** start Provided entries **

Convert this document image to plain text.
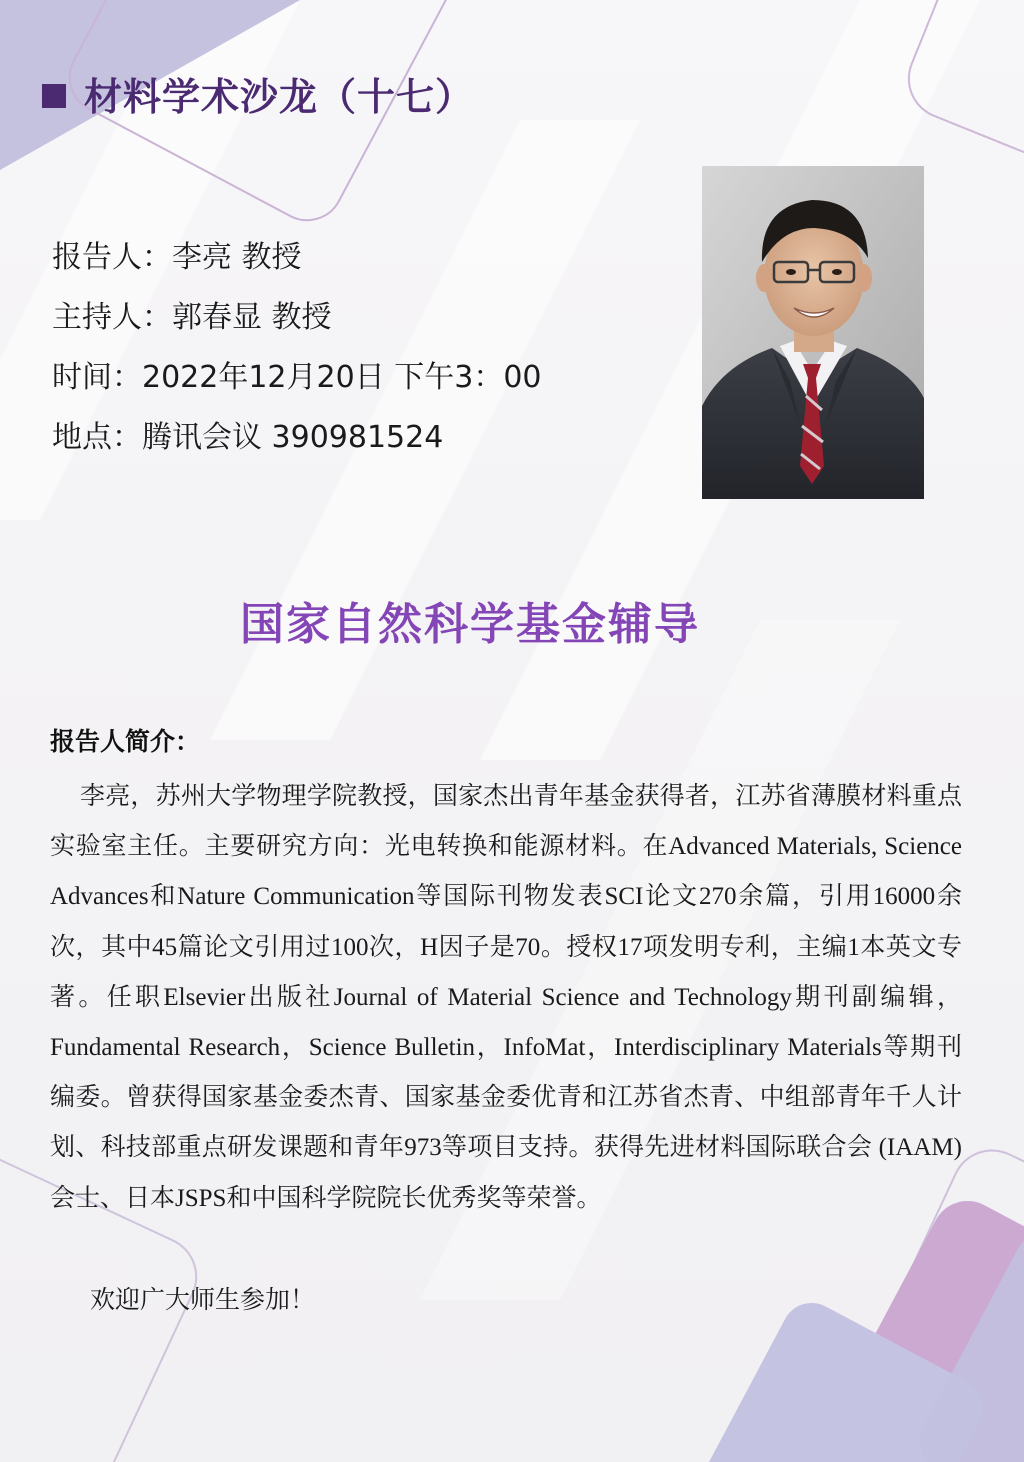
材料学术沙龙（十七）
报告人：李亮 教授
主持人：郭春显 教授
时间：2022年12月20日 下午3：00
地点：腾讯会议 390981524
国家自然科学基金辅导
报告人简介：

李亮，苏州大学物理学院教授，国家杰出青年基金获得者，江苏省薄膜材料重点实验室主任。主要研究方向：光电转换和能源材料。在Advanced Materials, Science Advances和Nature Communication等国际刊物发表SCI论文270余篇，引用16000余次，其中45篇论文引用过100次，H因子是70。授权17项发明专利，主编1本英文专著。任职Elsevier出版社Journal of Material Science and Technology期刊副编辑，Fundamental Research，Science Bulletin，InfoMat，Interdisciplinary Materials等期刊编委。曾获得国家基金委杰青、国家基金委优青和江苏省杰青、中组部青年千人计划、科技部重点研发课题和青年973等项目支持。获得先进材料国际联合会 (IAAM)会士、日本JSPS和中国科学院院长优秀奖等荣誉。

欢迎广大师生参加！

** end Provided entries **

**Written task**: Set down the lines of the records above exactly, apart from the pictures.

**Solved exercise**:
Convert this document image to plain text.
材料学术沙龙（十七）
报告人：李亮 教授
主持人：郭春显 教授
时间：2022年12月20日 下午3：00
地点：腾讯会议 390981524
国家自然科学基金辅导
报告人简介：

李亮，苏州大学物理学院教授，国家杰出青年基金获得者，江苏省薄膜材料重点实验室主任。主要研究方向：光电转换和能源材料。在Advanced Materials, Science Advances和Nature Communication等国际刊物发表SCI论文270余篇，引用16000余次，其中45篇论文引用过100次，H因子是70。授权17项发明专利，主编1本英文专著。任职Elsevier出版社Journal of Material Science and Technology期刊副编辑，Fundamental Research，Science Bulletin，InfoMat，Interdisciplinary Materials等期刊编委。曾获得国家基金委杰青、国家基金委优青和江苏省杰青、中组部青年千人计划、科技部重点研发课题和青年973等项目支持。获得先进材料国际联合会 (IAAM)会士、日本JSPS和中国科学院院长优秀奖等荣誉。

欢迎广大师生参加！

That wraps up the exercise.